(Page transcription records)
::::::::
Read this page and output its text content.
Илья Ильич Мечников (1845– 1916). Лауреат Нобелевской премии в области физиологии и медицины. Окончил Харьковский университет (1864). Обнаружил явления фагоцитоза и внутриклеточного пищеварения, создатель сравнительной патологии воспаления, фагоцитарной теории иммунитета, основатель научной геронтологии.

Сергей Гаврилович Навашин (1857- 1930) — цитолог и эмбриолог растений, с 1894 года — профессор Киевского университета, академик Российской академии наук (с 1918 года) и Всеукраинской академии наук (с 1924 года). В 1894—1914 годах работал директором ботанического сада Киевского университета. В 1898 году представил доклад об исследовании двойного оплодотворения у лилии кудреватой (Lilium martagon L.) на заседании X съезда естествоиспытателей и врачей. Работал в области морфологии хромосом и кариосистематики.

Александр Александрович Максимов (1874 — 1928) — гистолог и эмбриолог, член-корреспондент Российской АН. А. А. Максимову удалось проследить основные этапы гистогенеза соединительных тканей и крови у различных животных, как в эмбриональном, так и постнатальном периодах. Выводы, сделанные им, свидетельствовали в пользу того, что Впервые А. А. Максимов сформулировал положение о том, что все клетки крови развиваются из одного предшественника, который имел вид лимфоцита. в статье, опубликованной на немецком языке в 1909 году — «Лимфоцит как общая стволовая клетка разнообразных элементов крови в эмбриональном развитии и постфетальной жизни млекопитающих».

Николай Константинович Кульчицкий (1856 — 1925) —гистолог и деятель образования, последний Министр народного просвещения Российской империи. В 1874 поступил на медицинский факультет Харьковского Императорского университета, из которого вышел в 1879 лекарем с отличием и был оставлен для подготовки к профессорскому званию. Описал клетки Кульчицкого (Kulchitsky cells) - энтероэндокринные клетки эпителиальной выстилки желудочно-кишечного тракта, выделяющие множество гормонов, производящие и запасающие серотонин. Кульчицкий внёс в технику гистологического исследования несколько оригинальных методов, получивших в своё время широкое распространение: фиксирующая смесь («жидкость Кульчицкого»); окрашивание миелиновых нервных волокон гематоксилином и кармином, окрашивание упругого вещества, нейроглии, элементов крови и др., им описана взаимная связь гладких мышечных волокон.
::::::::
## What the task asks
Using the records above as the source, restate each line verbatim.

## Exercise answer
Read this page and output its text content.
Илья Ильич Мечников (1845– 1916). Лауреат Нобелевской премии в области физиологии и медицины. Окончил Харьковский университет (1864). Обнаружил явления фагоцитоза и внутриклеточного пищеварения, создатель сравнительной патологии воспаления, фагоцитарной теории иммунитета, основатель научной геронтологии.

Сергей Гаврилович Навашин (1857- 1930) — цитолог и эмбриолог растений, с 1894 года — профессор Киевского университета, академик Российской академии наук (с 1918 года) и Всеукраинской академии наук (с 1924 года). В 1894—1914 годах работал директором ботанического сада Киевского университета. В 1898 году представил доклад об исследовании двойного оплодотворения у лилии кудреватой (Lilium martagon L.) на заседании X съезда естествоиспытателей и врачей. Работал в области морфологии хромосом и кариосистематики.

Александр Александрович Максимов (1874 — 1928) — гистолог и эмбриолог, член-корреспондент Российской АН. А. А. Максимову удалось проследить основные этапы гистогенеза соединительных тканей и крови у различных животных, как в эмбриональном, так и постнатальном периодах. Выводы, сделанные им, свидетельствовали в пользу того, что Впервые А. А. Максимов сформулировал положение о том, что все клетки крови развиваются из одного предшественника, который имел вид лимфоцита. в статье, опубликованной на немецком языке в 1909 году — «Лимфоцит как общая стволовая клетка разнообразных элементов крови в эмбриональном развитии и постфетальной жизни млекопитающих».

Николай Константинович Кульчицкий (1856 — 1925) —гистолог и деятель образования, последний Министр народного просвещения Российской империи. В 1874 поступил на медицинский факультет Харьковского Императорского университета, из которого вышел в 1879 лекарем с отличием и был оставлен для подготовки к профессорскому званию. Описал клетки Кульчицкого (Kulchitsky cells) - энтероэндокринные клетки эпителиальной выстилки желудочно-кишечного тракта, выделяющие множество гормонов, производящие и запасающие серотонин. Кульчицкий внёс в технику гистологического исследования несколько оригинальных методов, получивших в своё время широкое распространение: фиксирующая смесь («жидкость Кульчицкого»); окрашивание миелиновых нервных волокон гематоксилином и кармином, окрашивание упругого вещества, нейроглии, элементов крови и др., им описана взаимная связь гладких мышечных волокон.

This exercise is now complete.